Provided passage:
— Begin —
DATES: Any interested person may ask the Commission not to accept this
agreement or otherwise comment on its contents by filing a written
request with the Office of the Secretary by September 20, 2001.
ADDRESSES: Persons wishing to comment on this Settlement Agreement
should send written comments to the Comment 01-C0011, Office of the
Secretary, Consumer Product Safety Commission, Washington, DC 20207.
FOR FURTHER INFORMATION CONTACT: Howard N. Tarnoff, Trial Attorney,
Office of Compliance, Consumer Product Safety Commission, Washington,
DC 20207; telephone (301) 504-0626, 1382.
SUPPLEMENTARY INFORMATION: The text of the Agreement and Order appears
below.
Dated: August 29, 2001.
Todd A. Stevenson,
Acting Secretary.
Consent Agreement
This Consent Agreement is made by and between the staff of the
Consumer Product Safety Commission, and HMB Corporation (f/k/a Taylor
Electric Supply, Inc.) ``HMB''), a domestic corporation, to settle the
staff's allegations that HMB, doing business as Taylor Electric Supply,
distributed in commerce certain allegedly defective in-wall electric
heaters manufactured by Cadet Manufacturing Company (``Cadet''), a
domestic corporation, with its principal place of business located at
2500 West Fourth Plain Boulevard, Vancouver, Washington 98660.
Parties
1. The ``staff'' is the staff of the Consumer Product Safety
Commission (``the CPSC'' or ``the Commission''), an independent
regulatory agency of the United States of America, established by
Congress pursuant to section 4 of the Consumer Product Safety Act
(``CPSA''), 15 U.S.C. 2053, as amended.
2. Respondent HMB is a corporation organized and existing under the
laws of the State of Oregon. HMB owns and maintains two commercial
buildings and the property on which they are located at 1709 S.E. 3rd
Ave., and 240 S.E. Clay Blvd., Portland, Oregon. HMB leases the
property to Rexel Taylor Corporation, which, through its subsidiary
Summers Group, Inc., purchased HMB's wholesale electrical distribution
business in 1997.
— End —
Collected data:
— Begin —
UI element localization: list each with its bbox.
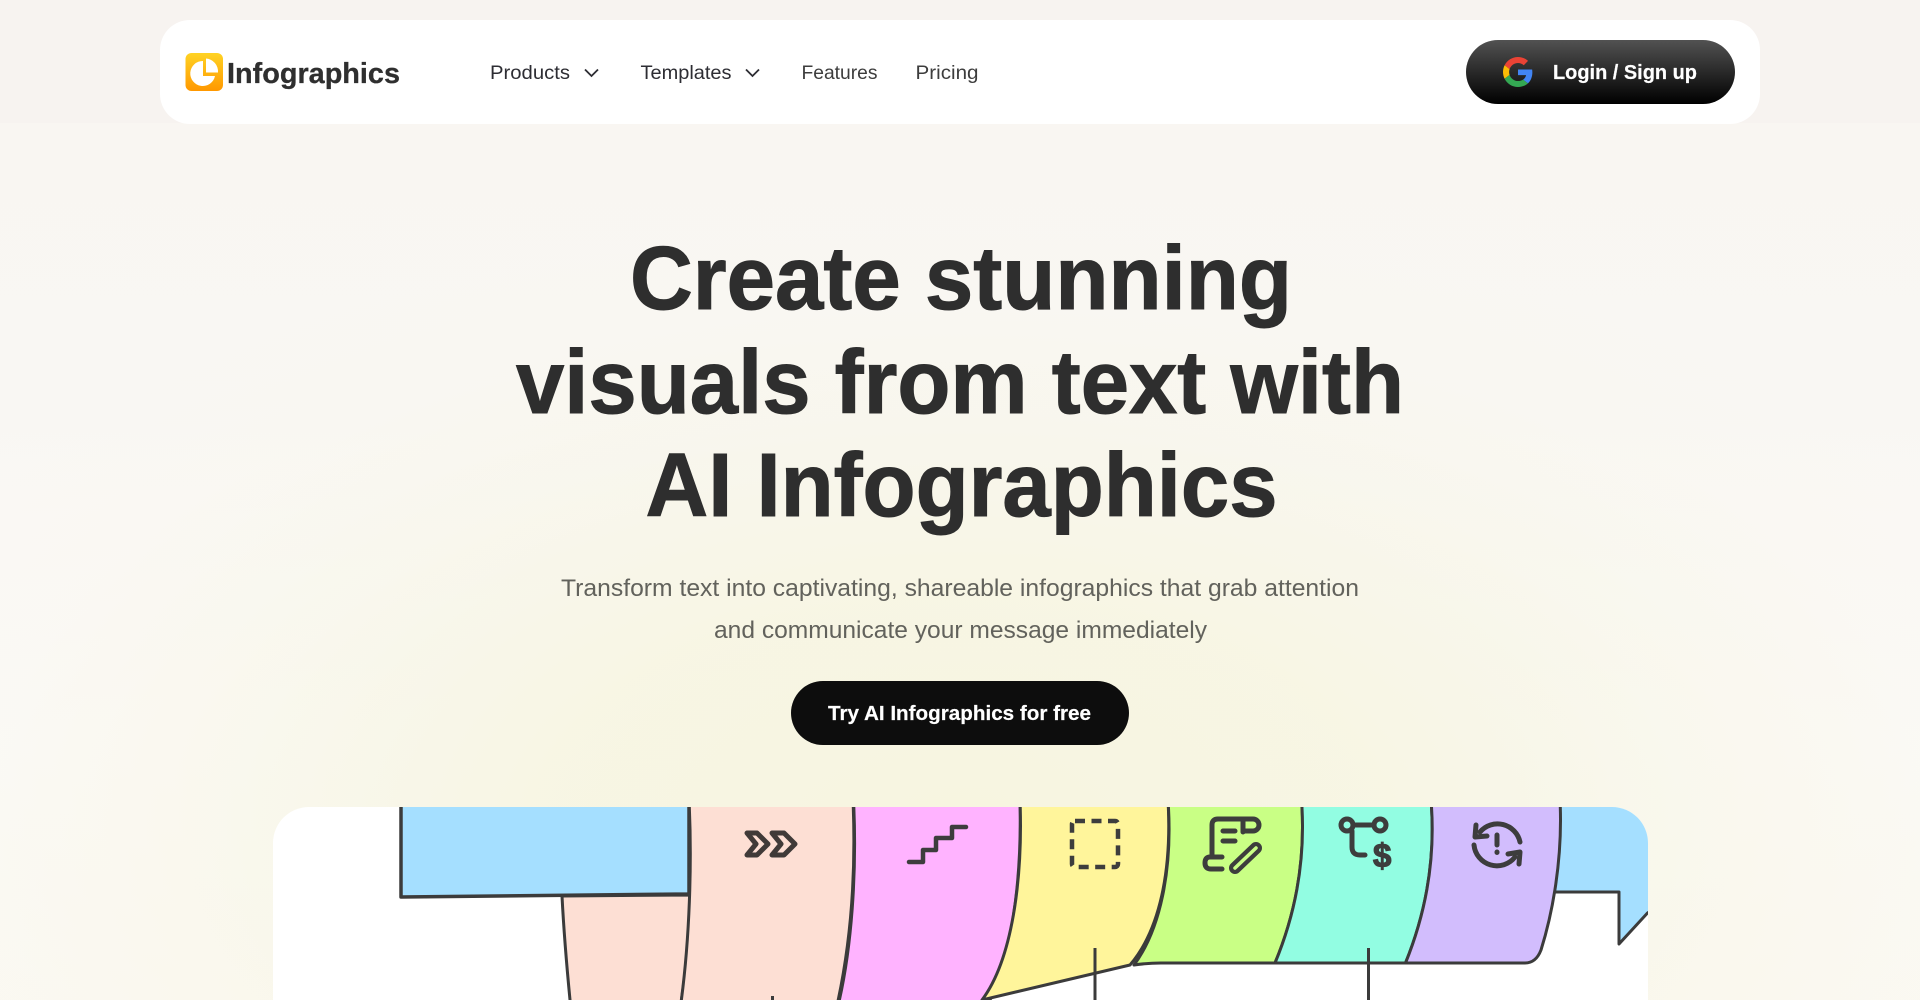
— End —
Problems and tasks:
a - Check each statement against the CPSC settlement notice and mark it yes or no, quoting the words from the notice that decide it. (i) Written requests to the Commission had to be filed with the Office of the Secretary by September 20, 2001. (ii) HMB is a corporation organized under the laws of the State of Washington. (iii) Cadet Manufacturing Company has its principal place of business in Vancouver, Washington.
b - Reproduce the CPSC settlement notice word for word, starting with "FOR FURTHER INFORMATION" and going on through "August 29, 2001.".

List of solutions:
a -
(i) Yes: "filing a written request with the Office of the Secretary by September 20, 2001"
(ii) No: "organized and existing under the laws of the State of Oregon"
(iii) Yes: "with its principal place of business located at 2500 West Fourth Plain Boulevard, Vancouver, Washington 98660"

b -
FOR FURTHER INFORMATION CONTACT: Howard N. Tarnoff, Trial Attorney,
Office of Compliance, Consumer Product Safety Commission, Washington,
DC 20207; telephone (301) 504-0626, 1382.
SUPPLEMENTARY INFORMATION: The text of the Agreement and Order appears
below.
Dated: August 29, 2001.